> Work instructions:
a - From the text on squamous cell carcinoma of the skin, list every feature it gives for moderately to poorly-differentiated SCCs.
b - Continue the text on squamous cell carcinoma of the skin after its last sentence.

> Text provided:
Actinic Keratosis (AK), also known as solar keratosis, are the most common type of in situ SCC of the skin. These lesions are confined to the epidermis and develop solely on sun-exposed areas of the skin. Histopathological characterictics of AK include: thickening of the epidermis and sometimes epidermal dysplasia. In some cases AK, if left untreated, eventually progresses into an invasive SCC. Another form of SCC in situ is Bowen’s Disease (BD). BD is a type of SCC in situ with epidermal dysplasia at all levels. BD usually occurs on the mucosal surfaces. Ingested carcinogens, arsenic and HPV infections are the main cause of this internal malignancy. Invasive SCC

Histopathologically, invasive SCCs is characterized by the malignant proliferation of KCs from the epidermis into the dermis and deeper tissue. Based on the degree of differntaition, SCCs are classfied as well-differentiated, moderately-differentiated and poorly-differentiated. Well-differentiated SCCs are characterized by clusters of highly keratinized atypical KCs producing eosonophilic keratin pearls in the tissue. However, lack of keratinization, increased spindle shaped cells, increased cellular polymorphism, frequent atypical mitosis and occasional necrotic cells are the features of moderately to poorly-differentiated SCCs. In addition, depending on the depth and the age of the tumor, the inflammatory immune infiltrate, mainly comprising of lymphocytes and eosinophils is usually found in the dermis surrounding the neoplasm.

Mostly invasive SCCs are associated with or preceded by an AK or BD. However some SCC arise de novo and are not associated with an in situ component. Inhibition of Notch signaling or activation of Fyn kinase, a Src family kinase member, has shown to result in de novo spontaneous SCC formation, as well as AK-like lesions in the skin. De novo SCCs are considered high-risk lesions and are usually associated with poor prognosis. Another form of invasive SCC are keratoacanthomas (KA). These are neoplastic proliferation of KCs extending from the acanthotic epidermis into the dermis. Histologically the KA resembles well-differentiated SCCs. KAs usually self-regressing in couple of months as a result of host immune response.

SCCs can metastazie to lymph nodes and organs and can cause significant morbidity and even death. Prognostically, SCCs are divided into different risk categories based on the metastatic rate. Low risk SCCs include in situ SCCs, invasive SCCs derived from AK and keratoacanthomas. Intermediate risk SCC include acantholytic invasive SCC. High-risk subtypes include de novo invasive SCCs and SCCs associated with radiation, burns and immunosuppression. Well-differentiated SCCs have a cure rate of 99%, whereas the poorly differentiated invasive SCC have a success rate of 42%.

Items from a dataset
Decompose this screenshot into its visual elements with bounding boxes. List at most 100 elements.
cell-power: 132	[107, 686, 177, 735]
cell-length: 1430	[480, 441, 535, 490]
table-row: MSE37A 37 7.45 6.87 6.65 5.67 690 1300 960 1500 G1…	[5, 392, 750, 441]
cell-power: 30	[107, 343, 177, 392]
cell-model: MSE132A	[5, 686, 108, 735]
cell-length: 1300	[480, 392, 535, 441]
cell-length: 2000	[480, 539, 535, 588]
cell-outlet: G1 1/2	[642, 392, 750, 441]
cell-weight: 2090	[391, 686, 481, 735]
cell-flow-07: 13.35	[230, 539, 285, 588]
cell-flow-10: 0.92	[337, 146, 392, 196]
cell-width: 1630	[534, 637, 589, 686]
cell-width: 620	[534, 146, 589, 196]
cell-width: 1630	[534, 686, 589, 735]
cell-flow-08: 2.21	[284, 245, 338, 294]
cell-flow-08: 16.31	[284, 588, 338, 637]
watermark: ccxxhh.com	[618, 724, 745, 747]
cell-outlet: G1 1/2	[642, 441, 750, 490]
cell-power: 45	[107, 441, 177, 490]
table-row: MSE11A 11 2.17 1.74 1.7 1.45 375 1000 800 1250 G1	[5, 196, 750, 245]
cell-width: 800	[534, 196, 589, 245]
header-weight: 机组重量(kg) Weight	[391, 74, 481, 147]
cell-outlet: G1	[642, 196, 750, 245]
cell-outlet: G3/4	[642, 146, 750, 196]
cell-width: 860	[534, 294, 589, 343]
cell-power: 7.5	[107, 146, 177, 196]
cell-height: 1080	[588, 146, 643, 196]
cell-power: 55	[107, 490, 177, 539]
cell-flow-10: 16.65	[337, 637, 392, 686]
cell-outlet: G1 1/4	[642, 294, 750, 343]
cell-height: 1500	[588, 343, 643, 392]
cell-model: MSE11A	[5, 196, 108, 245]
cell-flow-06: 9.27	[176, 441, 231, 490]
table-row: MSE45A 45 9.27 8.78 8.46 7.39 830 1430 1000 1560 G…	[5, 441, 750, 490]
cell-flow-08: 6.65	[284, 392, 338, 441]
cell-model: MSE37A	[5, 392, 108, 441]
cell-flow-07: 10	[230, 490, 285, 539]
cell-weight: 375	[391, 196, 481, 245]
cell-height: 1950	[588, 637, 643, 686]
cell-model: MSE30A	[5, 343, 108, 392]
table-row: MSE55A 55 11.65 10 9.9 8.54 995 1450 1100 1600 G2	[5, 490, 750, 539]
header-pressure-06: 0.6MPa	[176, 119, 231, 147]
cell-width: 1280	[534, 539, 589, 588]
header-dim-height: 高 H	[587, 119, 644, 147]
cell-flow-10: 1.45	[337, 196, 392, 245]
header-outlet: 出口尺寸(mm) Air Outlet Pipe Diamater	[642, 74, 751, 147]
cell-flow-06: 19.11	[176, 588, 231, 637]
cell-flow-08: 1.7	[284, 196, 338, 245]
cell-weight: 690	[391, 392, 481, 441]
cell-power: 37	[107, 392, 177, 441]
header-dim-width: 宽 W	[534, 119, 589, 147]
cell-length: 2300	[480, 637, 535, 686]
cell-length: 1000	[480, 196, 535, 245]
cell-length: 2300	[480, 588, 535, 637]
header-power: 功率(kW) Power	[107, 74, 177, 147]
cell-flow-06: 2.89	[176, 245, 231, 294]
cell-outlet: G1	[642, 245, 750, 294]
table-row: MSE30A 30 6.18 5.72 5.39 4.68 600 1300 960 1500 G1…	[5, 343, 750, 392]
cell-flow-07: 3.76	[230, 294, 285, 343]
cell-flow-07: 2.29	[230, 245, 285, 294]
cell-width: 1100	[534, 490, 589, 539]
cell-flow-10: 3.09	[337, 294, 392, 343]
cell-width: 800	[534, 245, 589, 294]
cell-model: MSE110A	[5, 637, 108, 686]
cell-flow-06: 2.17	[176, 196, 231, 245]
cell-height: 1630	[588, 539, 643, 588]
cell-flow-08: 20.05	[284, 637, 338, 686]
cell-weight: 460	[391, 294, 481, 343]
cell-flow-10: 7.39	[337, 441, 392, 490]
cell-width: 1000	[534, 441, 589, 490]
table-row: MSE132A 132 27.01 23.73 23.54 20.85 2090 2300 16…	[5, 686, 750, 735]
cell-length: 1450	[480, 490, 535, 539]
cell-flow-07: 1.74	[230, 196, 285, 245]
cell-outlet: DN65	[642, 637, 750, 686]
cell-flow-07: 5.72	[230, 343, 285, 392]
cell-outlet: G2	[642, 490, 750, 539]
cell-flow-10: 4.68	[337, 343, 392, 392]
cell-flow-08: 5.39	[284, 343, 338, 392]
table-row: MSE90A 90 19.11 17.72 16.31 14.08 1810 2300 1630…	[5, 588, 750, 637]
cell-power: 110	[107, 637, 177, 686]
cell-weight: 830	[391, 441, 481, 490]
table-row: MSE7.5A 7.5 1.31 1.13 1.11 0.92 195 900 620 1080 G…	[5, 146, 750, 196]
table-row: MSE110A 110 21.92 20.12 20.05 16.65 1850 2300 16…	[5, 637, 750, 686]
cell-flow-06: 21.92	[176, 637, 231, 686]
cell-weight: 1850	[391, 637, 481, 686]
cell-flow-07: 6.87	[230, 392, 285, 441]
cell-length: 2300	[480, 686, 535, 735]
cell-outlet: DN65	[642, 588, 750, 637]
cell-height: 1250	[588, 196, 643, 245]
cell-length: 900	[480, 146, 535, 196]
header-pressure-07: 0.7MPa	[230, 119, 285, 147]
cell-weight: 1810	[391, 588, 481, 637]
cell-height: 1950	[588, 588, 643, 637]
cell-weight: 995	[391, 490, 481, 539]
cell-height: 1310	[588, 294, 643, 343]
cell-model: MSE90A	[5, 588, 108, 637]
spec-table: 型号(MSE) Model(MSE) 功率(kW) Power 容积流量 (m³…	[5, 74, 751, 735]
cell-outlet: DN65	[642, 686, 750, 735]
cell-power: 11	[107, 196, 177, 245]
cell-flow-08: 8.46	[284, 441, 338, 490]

> Outputs by task:
a -
- Lack of keratinization
- Increased spindle shaped cells
- Increased cellular polymorphism
- Frequent atypical mitosis
- Occasional necrotic cells

b -
1.2 Skin Carcinogenesis

1.2.1 Apoptosis and Skin Carcinogenesis

Apoptosis, also referred to as programmed cell death, plays a central role in several processes such embryonic development and homeostasis. Apoptosis can be initiated through activation of death receptors (receptor pathway) or release of cytochrome-c from mitochondrial membrane (mitochondrial pathway), thus resulting in activation of appropiriate caspases (family of cysteine proteases) and ultimately cell death (Ferri Kroemer Nat cell. Bio. 2001). Apoptosis is the major form of defense mechanism against uncontrolled proliferation and un-repairable DNA damage. Amongst the three forms of UV radiation (UVA, UVB and UVC), the UVB form (290nm-320nm) is the most carcinogenic. UV light damages DNA by forming cross-links in the DNA (e.g. pyrimidine dimers). If un-repaired, cells undergo apoptosis thus inducing the formation of sun-burned or apoptotic KCs in the skin (Ziegler Jonason Nature 1994). Sometimes, cells can acquire UV-induced mutation in tumor suppressor genes (e.g. p53), thus decreasing the rate of apoptosis is these cells and providing them with a growth advantage over normal KCs (Ren hedrum oncogene 1996, Berg PNAS 1996), Over period of time these immortalized KCs expand and in case of excessive UV exposure, acquire oncogenic mutations (e.g. Ras), resulting in transformation leading to squamous cell carcinoma (Zhang Remenvick pnas 2001). The mechanism behind oncogene induced malignant transformation of human KCs is not completely understood.